What is being asked:
In this exercise, return the whole listing exactly, excluding any images.

[Data entries]
((
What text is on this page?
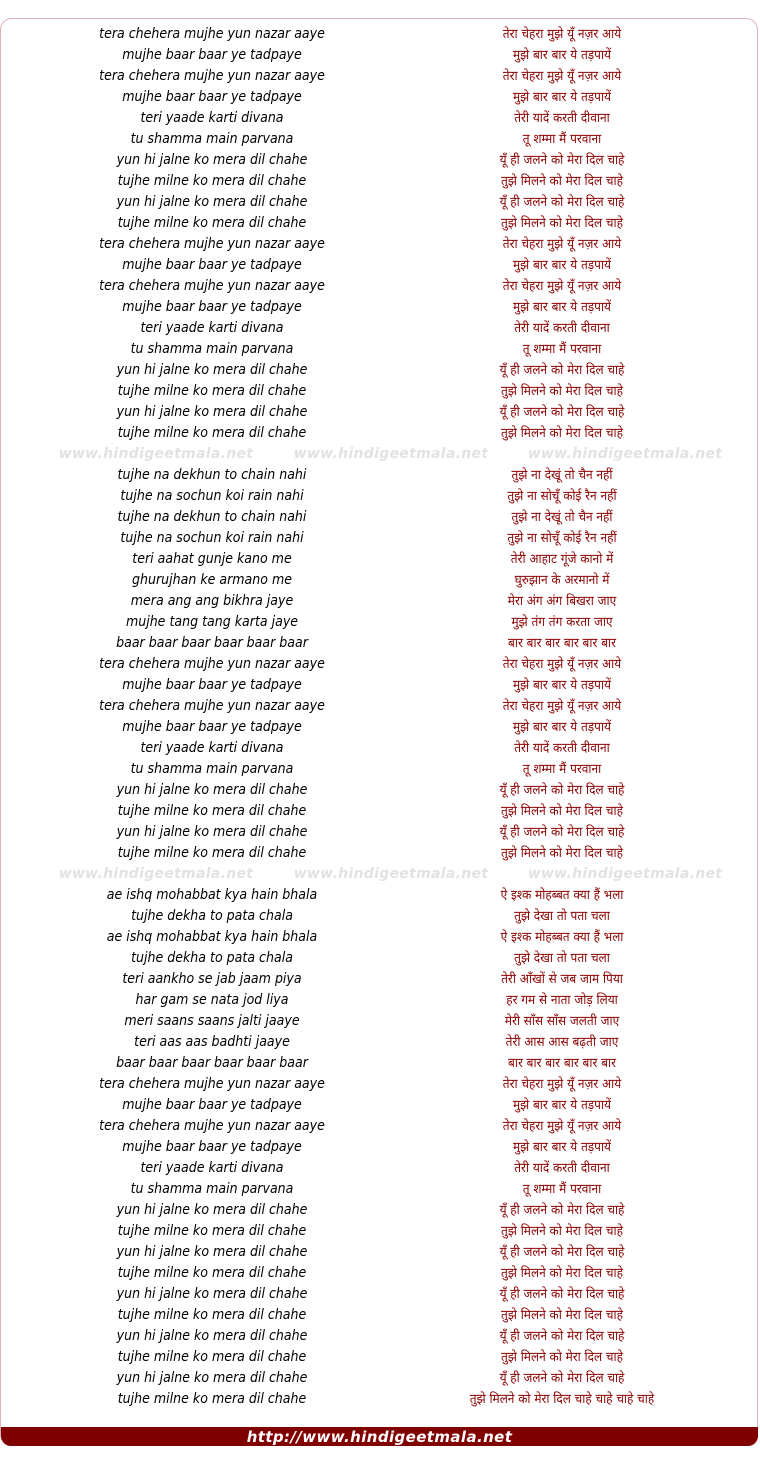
tera chehera mujhe yun nazar aaye	तेरा चेहरा मुझे यूँ नज़र आये
mujhe baar baar ye tadpaye	मुझे बार बार ये तड़पायें
tera chehera mujhe yun nazar aaye	तेरा चेहरा मुझे यूँ नज़र आये
mujhe baar baar ye tadpaye	मुझे बार बार ये तड़पायें
teri yaade karti divana	तेरी यादें करती दीवाना
tu shamma main parvana	तू शम्मा मैं परवाना
yun hi jalne ko mera dil chahe	यूँ ही जलने को मेरा दिल चाहे
tujhe milne ko mera dil chahe	तुझे मिलने को मेरा दिल चाहे
yun hi jalne ko mera dil chahe	यूँ ही जलने को मेरा दिल चाहे
tujhe milne ko mera dil chahe	तुझे मिलने को मेरा दिल चाहे
tera chehera mujhe yun nazar aaye	तेरा चेहरा मुझे यूँ नज़र आये
mujhe baar baar ye tadpaye	मुझे बार बार ये तड़पायें
tera chehera mujhe yun nazar aaye	तेरा चेहरा मुझे यूँ नज़र आये
mujhe baar baar ye tadpaye	मुझे बार बार ये तड़पायें
teri yaade karti divana	तेरी यादें करती दीवाना
tu shamma main parvana	तू शम्मा मैं परवाना
yun hi jalne ko mera dil chahe	यूँ ही जलने को मेरा दिल चाहे
tujhe milne ko mera dil chahe	तुझे मिलने को मेरा दिल चाहे
yun hi jalne ko mera dil chahe	यूँ ही जलने को मेरा दिल चाहे
tujhe milne ko mera dil chahe	तुझे मिलने को मेरा दिल चाहे
www.hindigeetmala.net	www.hindigeetmala.net	www.hindigeetmala.net
tujhe na dekhun to chain nahi	तुझे ना देखूं तो चैन नहीं
tujhe na sochun koi rain nahi	तुझे ना सोचूँ कोई रैन नहीं
tujhe na dekhun to chain nahi	तुझे ना देखूं तो चैन नहीं
tujhe na sochun koi rain nahi	तुझे ना सोचूँ कोई रैन नहीं
teri aahat gunje kano me	तेरी आहाट गूंजे कानो में
ghurujhan ke armano me	घुरुझान के अरमानो में
mera ang ang bikhra jaye	मेरा अंग अंग बिखरा जाए
mujhe tang tang karta jaye	मुझे तंग तंग करता जाए
baar baar baar baar baar baar	बार बार बार बार बार बार
tera chehera mujhe yun nazar aaye	तेरा चेहरा मुझे यूँ नज़र आये
mujhe baar baar ye tadpaye	मुझे बार बार ये तड़पायें
tera chehera mujhe yun nazar aaye	तेरा चेहरा मुझे यूँ नज़र आये
mujhe baar baar ye tadpaye	मुझे बार बार ये तड़पायें
teri yaade karti divana	तेरी यादें करती दीवाना
tu shamma main parvana	तू शम्मा मैं परवाना
yun hi jalne ko mera dil chahe	यूँ ही जलने को मेरा दिल चाहे
tujhe milne ko mera dil chahe	तुझे मिलने को मेरा दिल चाहे
yun hi jalne ko mera dil chahe	यूँ ही जलने को मेरा दिल चाहे
tujhe milne ko mera dil chahe	तुझे मिलने को मेरा दिल चाहे
www.hindigeetmala.net	www.hindigeetmala.net	www.hindigeetmala.net
ae ishq mohabbat kya hain bhala	ऐ इश्क मोहब्बत क्या हैं भला
tujhe dekha to pata chala	तुझे देखा तो पता चला
ae ishq mohabbat kya hain bhala	ऐ इश्क मोहब्बत क्या हैं भला
tujhe dekha to pata chala	तुझे देखा तो पता चला
teri aankho se jab jaam piya	तेरी आँखों से जब जाम पिया
har gam se nata jod liya	हर गम से नाता जोड़ लिया
meri saans saans jalti jaaye	मेरी साँस साँस जलती जाए
teri aas aas badhti jaaye	तेरी आस आस बढ़ती जाए
baar baar baar baar baar baar	बार बार बार बार बार बार
tera chehera mujhe yun nazar aaye	तेरा चेहरा मुझे यूँ नज़र आये
mujhe baar baar ye tadpaye	मुझे बार बार ये तड़पायें
tera chehera mujhe yun nazar aaye	तेरा चेहरा मुझे यूँ नज़र आये
mujhe baar baar ye tadpaye	मुझे बार बार ये तड़पायें
teri yaade karti divana	तेरी यादें करती दीवाना
tu shamma main parvana	तू शम्मा मैं परवाना
yun hi jalne ko mera dil chahe	यूँ ही जलने को मेरा दिल चाहे
tujhe milne ko mera dil chahe	तुझे मिलने को मेरा दिल चाहे
yun hi jalne ko mera dil chahe	यूँ ही जलने को मेरा दिल चाहे
tujhe milne ko mera dil chahe	तुझे मिलने को मेरा दिल चाहे
yun hi jalne ko mera dil chahe	यूँ ही जलने को मेरा दिल चाहे
tujhe milne ko mera dil chahe	तुझे मिलने को मेरा दिल चाहे
yun hi jalne ko mera dil chahe	यूँ ही जलने को मेरा दिल चाहे
tujhe milne ko mera dil chahe	तुझे मिलने को मेरा दिल चाहे
yun hi jalne ko mera dil chahe	यूँ ही जलने को मेरा दिल चाहे
tujhe milne ko mera dil chahe	तुझे मिलने को मेरा दिल चाहे चाहे चाहे चाहे
http://www.hindigeetmala.net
))
Answer to the exercise:
What text is on this page?
tera chehera mujhe yun nazar aaye	तेरा चेहरा मुझे यूँ नज़र आये
mujhe baar baar ye tadpaye	मुझे बार बार ये तड़पायें
tera chehera mujhe yun nazar aaye	तेरा चेहरा मुझे यूँ नज़र आये
mujhe baar baar ye tadpaye	मुझे बार बार ये तड़पायें
teri yaade karti divana	तेरी यादें करती दीवाना
tu shamma main parvana	तू शम्मा मैं परवाना
yun hi jalne ko mera dil chahe	यूँ ही जलने को मेरा दिल चाहे
tujhe milne ko mera dil chahe	तुझे मिलने को मेरा दिल चाहे
yun hi jalne ko mera dil chahe	यूँ ही जलने को मेरा दिल चाहे
tujhe milne ko mera dil chahe	तुझे मिलने को मेरा दिल चाहे
tera chehera mujhe yun nazar aaye	तेरा चेहरा मुझे यूँ नज़र आये
mujhe baar baar ye tadpaye	मुझे बार बार ये तड़पायें
tera chehera mujhe yun nazar aaye	तेरा चेहरा मुझे यूँ नज़र आये
mujhe baar baar ye tadpaye	मुझे बार बार ये तड़पायें
teri yaade karti divana	तेरी यादें करती दीवाना
tu shamma main parvana	तू शम्मा मैं परवाना
yun hi jalne ko mera dil chahe	यूँ ही जलने को मेरा दिल चाहे
tujhe milne ko mera dil chahe	तुझे मिलने को मेरा दिल चाहे
yun hi jalne ko mera dil chahe	यूँ ही जलने को मेरा दिल चाहे
tujhe milne ko mera dil chahe	तुझे मिलने को मेरा दिल चाहे
www.hindigeetmala.net	www.hindigeetmala.net	www.hindigeetmala.net
tujhe na dekhun to chain nahi	तुझे ना देखूं तो चैन नहीं
tujhe na sochun koi rain nahi	तुझे ना सोचूँ कोई रैन नहीं
tujhe na dekhun to chain nahi	तुझे ना देखूं तो चैन नहीं
tujhe na sochun koi rain nahi	तुझे ना सोचूँ कोई रैन नहीं
teri aahat gunje kano me	तेरी आहाट गूंजे कानो में
ghurujhan ke armano me	घुरुझान के अरमानो में
mera ang ang bikhra jaye	मेरा अंग अंग बिखरा जाए
mujhe tang tang karta jaye	मुझे तंग तंग करता जाए
baar baar baar baar baar baar	बार बार बार बार बार बार
tera chehera mujhe yun nazar aaye	तेरा चेहरा मुझे यूँ नज़र आये
mujhe baar baar ye tadpaye	मुझे बार बार ये तड़पायें
tera chehera mujhe yun nazar aaye	तेरा चेहरा मुझे यूँ नज़र आये
mujhe baar baar ye tadpaye	मुझे बार बार ये तड़पायें
teri yaade karti divana	तेरी यादें करती दीवाना
tu shamma main parvana	तू शम्मा मैं परवाना
yun hi jalne ko mera dil chahe	यूँ ही जलने को मेरा दिल चाहे
tujhe milne ko mera dil chahe	तुझे मिलने को मेरा दिल चाहे
yun hi jalne ko mera dil chahe	यूँ ही जलने को मेरा दिल चाहे
tujhe milne ko mera dil chahe	तुझे मिलने को मेरा दिल चाहे
www.hindigeetmala.net	www.hindigeetmala.net	www.hindigeetmala.net
ae ishq mohabbat kya hain bhala	ऐ इश्क मोहब्बत क्या हैं भला
tujhe dekha to pata chala	तुझे देखा तो पता चला
ae ishq mohabbat kya hain bhala	ऐ इश्क मोहब्बत क्या हैं भला
tujhe dekha to pata chala	तुझे देखा तो पता चला
teri aankho se jab jaam piya	तेरी आँखों से जब जाम पिया
har gam se nata jod liya	हर गम से नाता जोड़ लिया
meri saans saans jalti jaaye	मेरी साँस साँस जलती जाए
teri aas aas badhti jaaye	तेरी आस आस बढ़ती जाए
baar baar baar baar baar baar	बार बार बार बार बार बार
tera chehera mujhe yun nazar aaye	तेरा चेहरा मुझे यूँ नज़र आये
mujhe baar baar ye tadpaye	मुझे बार बार ये तड़पायें
tera chehera mujhe yun nazar aaye	तेरा चेहरा मुझे यूँ नज़र आये
mujhe baar baar ye tadpaye	मुझे बार बार ये तड़पायें
teri yaade karti divana	तेरी यादें करती दीवाना
tu shamma main parvana	तू शम्मा मैं परवाना
yun hi jalne ko mera dil chahe	यूँ ही जलने को मेरा दिल चाहे
tujhe milne ko mera dil chahe	तुझे मिलने को मेरा दिल चाहे
yun hi jalne ko mera dil chahe	यूँ ही जलने को मेरा दिल चाहे
tujhe milne ko mera dil chahe	तुझे मिलने को मेरा दिल चाहे
yun hi jalne ko mera dil chahe	यूँ ही जलने को मेरा दिल चाहे
tujhe milne ko mera dil chahe	तुझे मिलने को मेरा दिल चाहे
yun hi jalne ko mera dil chahe	यूँ ही जलने को मेरा दिल चाहे
tujhe milne ko mera dil chahe	तुझे मिलने को मेरा दिल चाहे
yun hi jalne ko mera dil chahe	यूँ ही जलने को मेरा दिल चाहे
tujhe milne ko mera dil chahe	तुझे मिलने को मेरा दिल चाहे चाहे चाहे चाहे
http://www.hindigeetmala.net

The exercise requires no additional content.